─── SOURCE MATERIAL ───

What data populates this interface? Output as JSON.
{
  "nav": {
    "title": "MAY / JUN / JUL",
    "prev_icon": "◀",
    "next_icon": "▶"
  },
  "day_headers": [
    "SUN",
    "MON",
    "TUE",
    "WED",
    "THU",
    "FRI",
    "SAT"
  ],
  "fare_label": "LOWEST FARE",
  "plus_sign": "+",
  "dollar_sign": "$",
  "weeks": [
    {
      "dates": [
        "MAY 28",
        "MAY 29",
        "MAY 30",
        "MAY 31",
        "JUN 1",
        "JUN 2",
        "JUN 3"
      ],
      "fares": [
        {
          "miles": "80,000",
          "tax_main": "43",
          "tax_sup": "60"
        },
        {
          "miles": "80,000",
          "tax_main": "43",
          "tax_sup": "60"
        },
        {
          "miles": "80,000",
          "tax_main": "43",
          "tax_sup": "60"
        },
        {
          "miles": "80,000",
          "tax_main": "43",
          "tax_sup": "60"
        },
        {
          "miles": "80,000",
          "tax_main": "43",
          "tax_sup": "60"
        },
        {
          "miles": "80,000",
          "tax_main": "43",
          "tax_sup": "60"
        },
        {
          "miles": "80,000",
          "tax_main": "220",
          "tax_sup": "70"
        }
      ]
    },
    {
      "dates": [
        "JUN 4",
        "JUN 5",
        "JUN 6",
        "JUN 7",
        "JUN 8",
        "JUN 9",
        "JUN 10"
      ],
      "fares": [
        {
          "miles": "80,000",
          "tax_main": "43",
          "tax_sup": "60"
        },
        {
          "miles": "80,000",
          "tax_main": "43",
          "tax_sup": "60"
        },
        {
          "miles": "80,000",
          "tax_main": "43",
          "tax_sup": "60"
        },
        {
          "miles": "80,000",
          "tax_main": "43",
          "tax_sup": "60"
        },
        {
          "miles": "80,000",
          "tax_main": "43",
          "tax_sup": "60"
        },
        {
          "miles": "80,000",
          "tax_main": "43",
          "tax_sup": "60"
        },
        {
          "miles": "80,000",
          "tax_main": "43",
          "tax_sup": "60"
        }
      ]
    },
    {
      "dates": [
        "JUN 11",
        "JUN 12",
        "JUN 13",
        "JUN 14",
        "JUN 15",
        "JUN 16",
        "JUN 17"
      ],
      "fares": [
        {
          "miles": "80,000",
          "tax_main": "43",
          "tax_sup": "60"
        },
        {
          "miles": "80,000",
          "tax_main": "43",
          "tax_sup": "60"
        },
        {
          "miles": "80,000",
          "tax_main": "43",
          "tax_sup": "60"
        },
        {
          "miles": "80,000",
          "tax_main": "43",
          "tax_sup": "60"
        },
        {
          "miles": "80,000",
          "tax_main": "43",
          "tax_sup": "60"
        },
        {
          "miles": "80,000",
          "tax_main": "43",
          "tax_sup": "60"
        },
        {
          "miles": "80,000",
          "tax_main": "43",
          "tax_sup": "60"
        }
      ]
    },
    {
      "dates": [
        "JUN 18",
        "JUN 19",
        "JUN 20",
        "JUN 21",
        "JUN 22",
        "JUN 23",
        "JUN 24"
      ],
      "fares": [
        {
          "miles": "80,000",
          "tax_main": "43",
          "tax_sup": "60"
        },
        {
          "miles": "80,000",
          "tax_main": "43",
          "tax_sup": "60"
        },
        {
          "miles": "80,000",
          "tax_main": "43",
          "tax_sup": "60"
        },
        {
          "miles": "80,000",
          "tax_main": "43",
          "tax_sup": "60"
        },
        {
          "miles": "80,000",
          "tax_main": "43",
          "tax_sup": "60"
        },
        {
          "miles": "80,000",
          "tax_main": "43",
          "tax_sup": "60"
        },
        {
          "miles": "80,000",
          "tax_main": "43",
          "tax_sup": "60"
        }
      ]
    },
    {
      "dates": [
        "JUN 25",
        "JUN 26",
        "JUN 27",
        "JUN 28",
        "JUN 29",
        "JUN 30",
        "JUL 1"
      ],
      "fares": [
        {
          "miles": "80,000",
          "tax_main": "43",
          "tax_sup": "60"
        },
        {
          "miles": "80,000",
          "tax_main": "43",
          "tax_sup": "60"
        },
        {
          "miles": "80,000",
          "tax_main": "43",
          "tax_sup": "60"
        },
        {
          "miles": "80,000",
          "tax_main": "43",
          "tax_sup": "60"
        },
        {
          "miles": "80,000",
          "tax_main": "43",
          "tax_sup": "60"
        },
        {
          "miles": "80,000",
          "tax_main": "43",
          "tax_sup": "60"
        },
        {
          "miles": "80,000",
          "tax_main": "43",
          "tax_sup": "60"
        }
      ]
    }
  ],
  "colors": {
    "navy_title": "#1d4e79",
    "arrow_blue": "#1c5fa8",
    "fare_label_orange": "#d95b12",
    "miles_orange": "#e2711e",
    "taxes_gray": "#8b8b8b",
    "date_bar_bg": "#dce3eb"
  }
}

───

**WHAT THE TASK REQUIRES**
Print the material verbatim, all of it.

**THE RESPONSE**
What data populates this interface? Output as JSON.
{
  "nav": {
    "title": "MAY / JUN / JUL",
    "prev_icon": "◀",
    "next_icon": "▶"
  },
  "day_headers": [
    "SUN",
    "MON",
    "TUE",
    "WED",
    "THU",
    "FRI",
    "SAT"
  ],
  "fare_label": "LOWEST FARE",
  "plus_sign": "+",
  "dollar_sign": "$",
  "weeks": [
    {
      "dates": [
        "MAY 28",
        "MAY 29",
        "MAY 30",
        "MAY 31",
        "JUN 1",
        "JUN 2",
        "JUN 3"
      ],
      "fares": [
        {
          "miles": "80,000",
          "tax_main": "43",
          "tax_sup": "60"
        },
        {
          "miles": "80,000",
          "tax_main": "43",
          "tax_sup": "60"
        },
        {
          "miles": "80,000",
          "tax_main": "43",
          "tax_sup": "60"
        },
        {
          "miles": "80,000",
          "tax_main": "43",
          "tax_sup": "60"
        },
        {
          "miles": "80,000",
          "tax_main": "43",
          "tax_sup": "60"
        },
        {
          "miles": "80,000",
          "tax_main": "43",
          "tax_sup": "60"
        },
        {
          "miles": "80,000",
          "tax_main": "220",
          "tax_sup": "70"
        }
      ]
    },
    {
      "dates": [
        "JUN 4",
        "JUN 5",
        "JUN 6",
        "JUN 7",
        "JUN 8",
        "JUN 9",
        "JUN 10"
      ],
      "fares": [
        {
          "miles": "80,000",
          "tax_main": "43",
          "tax_sup": "60"
        },
        {
          "miles": "80,000",
          "tax_main": "43",
          "tax_sup": "60"
        },
        {
          "miles": "80,000",
          "tax_main": "43",
          "tax_sup": "60"
        },
        {
          "miles": "80,000",
          "tax_main": "43",
          "tax_sup": "60"
        },
        {
          "miles": "80,000",
          "tax_main": "43",
          "tax_sup": "60"
        },
        {
          "miles": "80,000",
          "tax_main": "43",
          "tax_sup": "60"
        },
        {
          "miles": "80,000",
          "tax_main": "43",
          "tax_sup": "60"
        }
      ]
    },
    {
      "dates": [
        "JUN 11",
        "JUN 12",
        "JUN 13",
        "JUN 14",
        "JUN 15",
        "JUN 16",
        "JUN 17"
      ],
      "fares": [
        {
          "miles": "80,000",
          "tax_main": "43",
          "tax_sup": "60"
        },
        {
          "miles": "80,000",
          "tax_main": "43",
          "tax_sup": "60"
        },
        {
          "miles": "80,000",
          "tax_main": "43",
          "tax_sup": "60"
        },
        {
          "miles": "80,000",
          "tax_main": "43",
          "tax_sup": "60"
        },
        {
          "miles": "80,000",
          "tax_main": "43",
          "tax_sup": "60"
        },
        {
          "miles": "80,000",
          "tax_main": "43",
          "tax_sup": "60"
        },
        {
          "miles": "80,000",
          "tax_main": "43",
          "tax_sup": "60"
        }
      ]
    },
    {
      "dates": [
        "JUN 18",
        "JUN 19",
        "JUN 20",
        "JUN 21",
        "JUN 22",
        "JUN 23",
        "JUN 24"
      ],
      "fares": [
        {
          "miles": "80,000",
          "tax_main": "43",
          "tax_sup": "60"
        },
        {
          "miles": "80,000",
          "tax_main": "43",
          "tax_sup": "60"
        },
        {
          "miles": "80,000",
          "tax_main": "43",
          "tax_sup": "60"
        },
        {
          "miles": "80,000",
          "tax_main": "43",
          "tax_sup": "60"
        },
        {
          "miles": "80,000",
          "tax_main": "43",
          "tax_sup": "60"
        },
        {
          "miles": "80,000",
          "tax_main": "43",
          "tax_sup": "60"
        },
        {
          "miles": "80,000",
          "tax_main": "43",
          "tax_sup": "60"
        }
      ]
    },
    {
      "dates": [
        "JUN 25",
        "JUN 26",
        "JUN 27",
        "JUN 28",
        "JUN 29",
        "JUN 30",
        "JUL 1"
      ],
      "fares": [
        {
          "miles": "80,000",
          "tax_main": "43",
          "tax_sup": "60"
        },
        {
          "miles": "80,000",
          "tax_main": "43",
          "tax_sup": "60"
        },
        {
          "miles": "80,000",
          "tax_main": "43",
          "tax_sup": "60"
        },
        {
          "miles": "80,000",
          "tax_main": "43",
          "tax_sup": "60"
        },
        {
          "miles": "80,000",
          "tax_main": "43",
          "tax_sup": "60"
        },
        {
          "miles": "80,000",
          "tax_main": "43",
          "tax_sup": "60"
        },
        {
          "miles": "80,000",
          "tax_main": "43",
          "tax_sup": "60"
        }
      ]
    }
  ],
  "colors": {
    "navy_title": "#1d4e79",
    "arrow_blue": "#1c5fa8",
    "fare_label_orange": "#d95b12",
    "miles_orange": "#e2711e",
    "taxes_gray": "#8b8b8b",
    "date_bar_bg": "#dce3eb"
  }
}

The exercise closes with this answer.